__GIVEN EXERCISE__
Tally how many lines hold the string "JSON". Your reply should be that number alone.

__DATA SUPPLIED__
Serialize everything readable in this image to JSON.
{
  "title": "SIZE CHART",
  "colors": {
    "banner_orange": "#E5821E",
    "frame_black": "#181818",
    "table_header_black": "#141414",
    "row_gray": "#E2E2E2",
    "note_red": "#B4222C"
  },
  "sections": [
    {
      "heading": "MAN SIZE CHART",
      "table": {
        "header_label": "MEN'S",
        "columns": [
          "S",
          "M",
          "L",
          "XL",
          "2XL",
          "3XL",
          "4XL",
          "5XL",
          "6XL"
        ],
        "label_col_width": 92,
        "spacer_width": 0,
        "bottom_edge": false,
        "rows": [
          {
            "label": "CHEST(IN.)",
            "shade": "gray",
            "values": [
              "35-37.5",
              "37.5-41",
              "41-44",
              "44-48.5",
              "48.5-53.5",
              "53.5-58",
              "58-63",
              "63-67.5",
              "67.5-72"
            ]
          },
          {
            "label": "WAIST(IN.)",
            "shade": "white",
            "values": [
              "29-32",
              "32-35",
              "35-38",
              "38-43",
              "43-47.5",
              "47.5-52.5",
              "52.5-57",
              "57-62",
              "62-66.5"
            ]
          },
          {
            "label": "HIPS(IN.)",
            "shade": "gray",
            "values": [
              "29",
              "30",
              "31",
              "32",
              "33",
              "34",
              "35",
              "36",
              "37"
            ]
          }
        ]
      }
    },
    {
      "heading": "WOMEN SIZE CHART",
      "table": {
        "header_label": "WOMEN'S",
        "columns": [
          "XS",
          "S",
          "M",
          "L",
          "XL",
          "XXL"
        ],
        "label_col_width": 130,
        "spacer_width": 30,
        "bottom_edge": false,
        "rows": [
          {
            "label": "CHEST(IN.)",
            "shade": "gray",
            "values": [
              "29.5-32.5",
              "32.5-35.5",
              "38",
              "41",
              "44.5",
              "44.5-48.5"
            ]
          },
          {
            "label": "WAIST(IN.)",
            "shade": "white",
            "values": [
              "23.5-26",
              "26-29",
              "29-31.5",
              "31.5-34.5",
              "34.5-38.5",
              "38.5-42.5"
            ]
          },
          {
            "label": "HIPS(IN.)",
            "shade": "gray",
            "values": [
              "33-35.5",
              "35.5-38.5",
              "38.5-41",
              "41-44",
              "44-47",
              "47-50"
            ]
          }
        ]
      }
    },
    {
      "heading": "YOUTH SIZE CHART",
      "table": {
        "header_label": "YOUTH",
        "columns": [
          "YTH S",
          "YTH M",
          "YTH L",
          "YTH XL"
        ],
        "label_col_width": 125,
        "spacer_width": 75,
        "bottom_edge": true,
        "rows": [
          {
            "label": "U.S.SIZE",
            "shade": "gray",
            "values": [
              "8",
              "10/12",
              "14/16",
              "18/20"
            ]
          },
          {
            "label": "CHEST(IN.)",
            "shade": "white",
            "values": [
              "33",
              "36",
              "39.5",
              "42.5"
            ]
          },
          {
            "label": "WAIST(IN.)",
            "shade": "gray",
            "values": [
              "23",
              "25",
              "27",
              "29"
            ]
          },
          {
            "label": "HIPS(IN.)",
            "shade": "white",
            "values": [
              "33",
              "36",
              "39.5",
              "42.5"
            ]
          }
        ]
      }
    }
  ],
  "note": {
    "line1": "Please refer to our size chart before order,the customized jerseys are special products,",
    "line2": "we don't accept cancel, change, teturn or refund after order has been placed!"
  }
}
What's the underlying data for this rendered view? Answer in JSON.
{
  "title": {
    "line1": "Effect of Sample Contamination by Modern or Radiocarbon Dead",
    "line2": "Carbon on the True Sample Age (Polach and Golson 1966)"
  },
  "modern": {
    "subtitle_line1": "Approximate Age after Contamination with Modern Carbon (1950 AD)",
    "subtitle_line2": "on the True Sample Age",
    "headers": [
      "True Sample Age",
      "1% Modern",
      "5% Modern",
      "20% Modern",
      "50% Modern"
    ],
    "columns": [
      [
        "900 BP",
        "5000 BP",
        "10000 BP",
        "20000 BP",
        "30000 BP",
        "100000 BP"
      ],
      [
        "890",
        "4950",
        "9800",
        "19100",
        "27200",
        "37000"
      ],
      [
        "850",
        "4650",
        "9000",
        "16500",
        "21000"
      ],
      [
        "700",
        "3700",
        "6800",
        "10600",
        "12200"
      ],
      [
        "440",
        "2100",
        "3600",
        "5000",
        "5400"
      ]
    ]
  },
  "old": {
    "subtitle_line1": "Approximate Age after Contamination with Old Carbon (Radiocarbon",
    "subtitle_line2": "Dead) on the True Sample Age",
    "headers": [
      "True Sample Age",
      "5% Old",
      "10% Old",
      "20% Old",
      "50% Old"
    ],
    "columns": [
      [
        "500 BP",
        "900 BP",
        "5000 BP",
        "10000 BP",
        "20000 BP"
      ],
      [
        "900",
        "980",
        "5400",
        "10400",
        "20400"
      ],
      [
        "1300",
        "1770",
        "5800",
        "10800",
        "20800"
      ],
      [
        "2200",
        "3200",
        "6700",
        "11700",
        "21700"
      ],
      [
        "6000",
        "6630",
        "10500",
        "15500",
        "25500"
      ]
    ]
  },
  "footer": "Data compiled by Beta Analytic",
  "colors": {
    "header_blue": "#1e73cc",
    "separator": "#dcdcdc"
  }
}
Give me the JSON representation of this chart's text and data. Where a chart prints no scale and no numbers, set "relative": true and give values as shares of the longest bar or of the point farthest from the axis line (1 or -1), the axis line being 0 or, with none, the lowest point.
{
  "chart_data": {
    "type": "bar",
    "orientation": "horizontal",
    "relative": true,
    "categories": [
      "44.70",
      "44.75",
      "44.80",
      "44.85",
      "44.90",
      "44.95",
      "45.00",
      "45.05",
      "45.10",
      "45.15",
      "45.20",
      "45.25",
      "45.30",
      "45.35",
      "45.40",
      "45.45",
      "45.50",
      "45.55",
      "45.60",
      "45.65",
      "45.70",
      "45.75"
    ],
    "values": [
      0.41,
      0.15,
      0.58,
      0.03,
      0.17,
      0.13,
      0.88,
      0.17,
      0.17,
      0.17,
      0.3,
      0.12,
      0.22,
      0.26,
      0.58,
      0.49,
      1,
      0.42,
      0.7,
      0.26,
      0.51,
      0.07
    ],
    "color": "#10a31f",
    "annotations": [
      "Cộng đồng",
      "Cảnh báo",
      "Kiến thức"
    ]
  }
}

__ANSWER TO THE EXERCISE__
3